Description of the task: Set down all of the entries word for word, omitting the images they contain.

Records for the task:
++++++
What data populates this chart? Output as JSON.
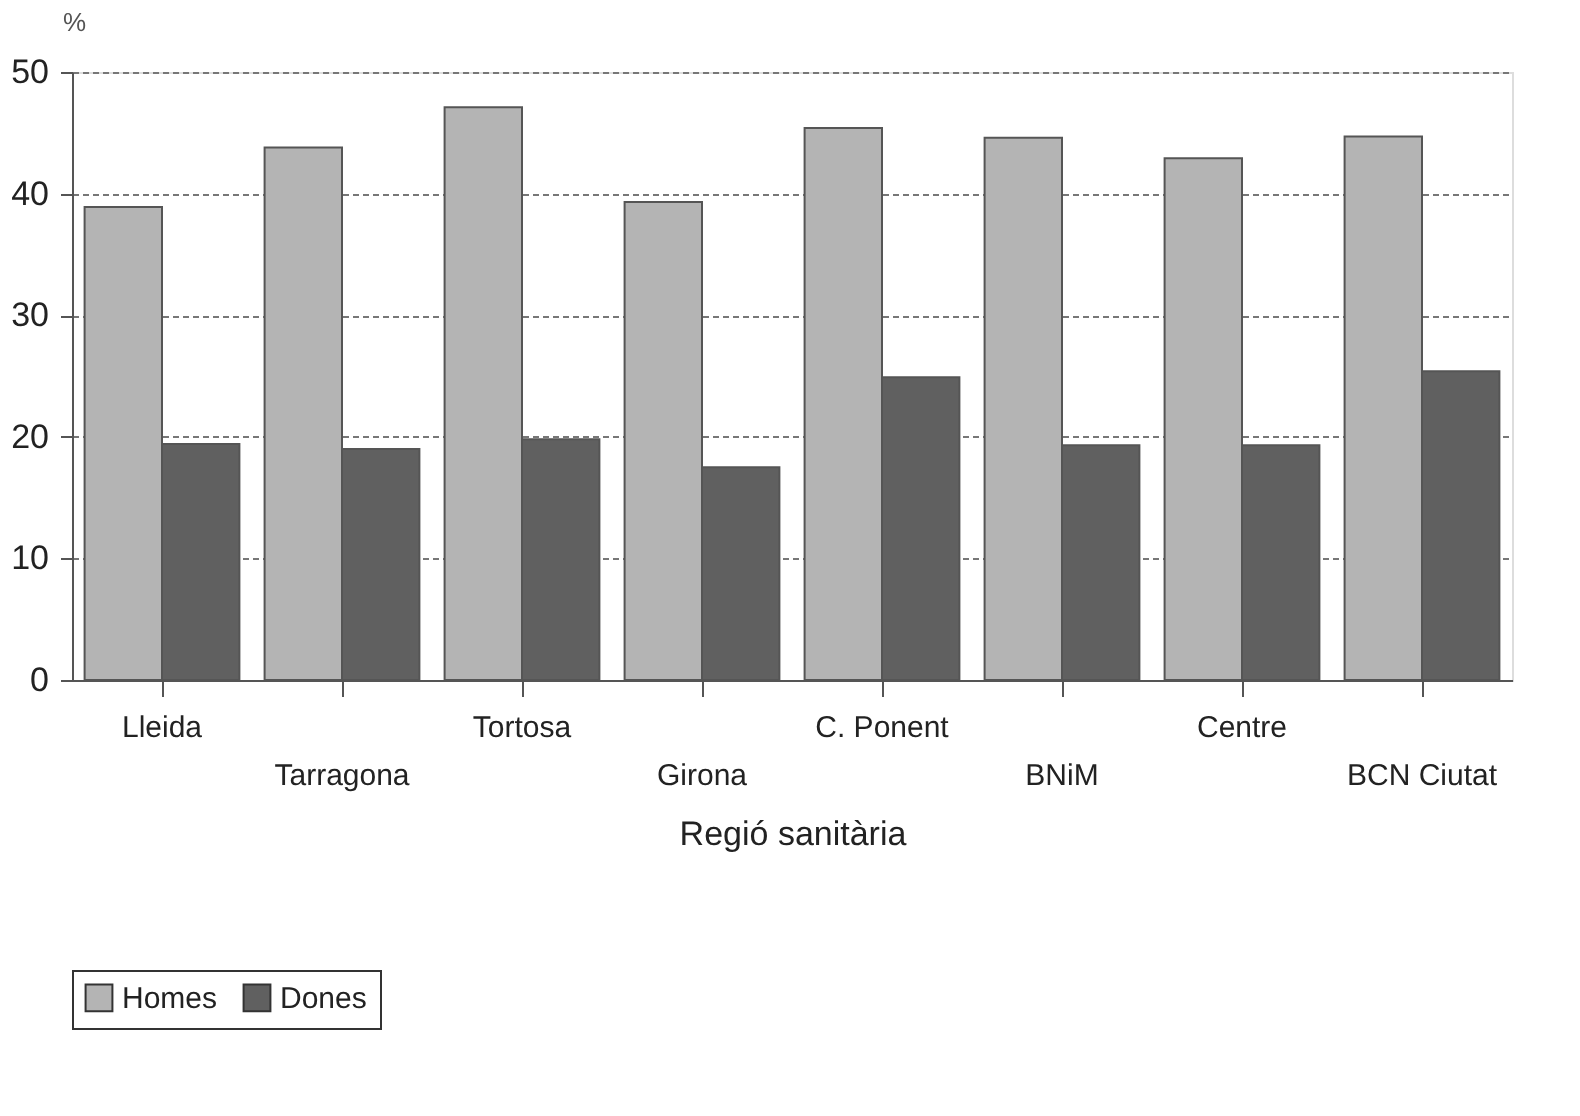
{
  "chart_data": {
    "type": "bar",
    "xlabel": "Regió sanitària",
    "ylabel": "%",
    "categories": [
      "Lleida",
      "Tarragona",
      "Tortosa",
      "Girona",
      "C. Ponent",
      "BNiM",
      "Centre",
      "BCN Ciutat"
    ],
    "series": [
      {
        "name": "Homes",
        "color": "#b4b4b4",
        "values": [
          38.9,
          43.8,
          47.1,
          39.3,
          45.4,
          44.6,
          42.9,
          44.7
        ]
      },
      {
        "name": "Dones",
        "color": "#606060",
        "values": [
          19.4,
          19.0,
          19.8,
          17.5,
          24.9,
          19.3,
          19.3,
          25.4
        ]
      }
    ],
    "ylim": [
      0,
      50
    ],
    "yticks": [
      0,
      10,
      20,
      30,
      40,
      50
    ],
    "grid": "y",
    "legend": "bottom"
  }
}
++++++
Output for this task:
What data populates this chart? Output as JSON.
{
  "chart_data": {
    "type": "bar",
    "xlabel": "Regió sanitària",
    "ylabel": "%",
    "categories": [
      "Lleida",
      "Tarragona",
      "Tortosa",
      "Girona",
      "C. Ponent",
      "BNiM",
      "Centre",
      "BCN Ciutat"
    ],
    "series": [
      {
        "name": "Homes",
        "color": "#b4b4b4",
        "values": [
          38.9,
          43.8,
          47.1,
          39.3,
          45.4,
          44.6,
          42.9,
          44.7
        ]
      },
      {
        "name": "Dones",
        "color": "#606060",
        "values": [
          19.4,
          19.0,
          19.8,
          17.5,
          24.9,
          19.3,
          19.3,
          25.4
        ]
      }
    ],
    "ylim": [
      0,
      50
    ],
    "yticks": [
      0,
      10,
      20,
      30,
      40,
      50
    ],
    "grid": "y",
    "legend": "bottom"
  }
}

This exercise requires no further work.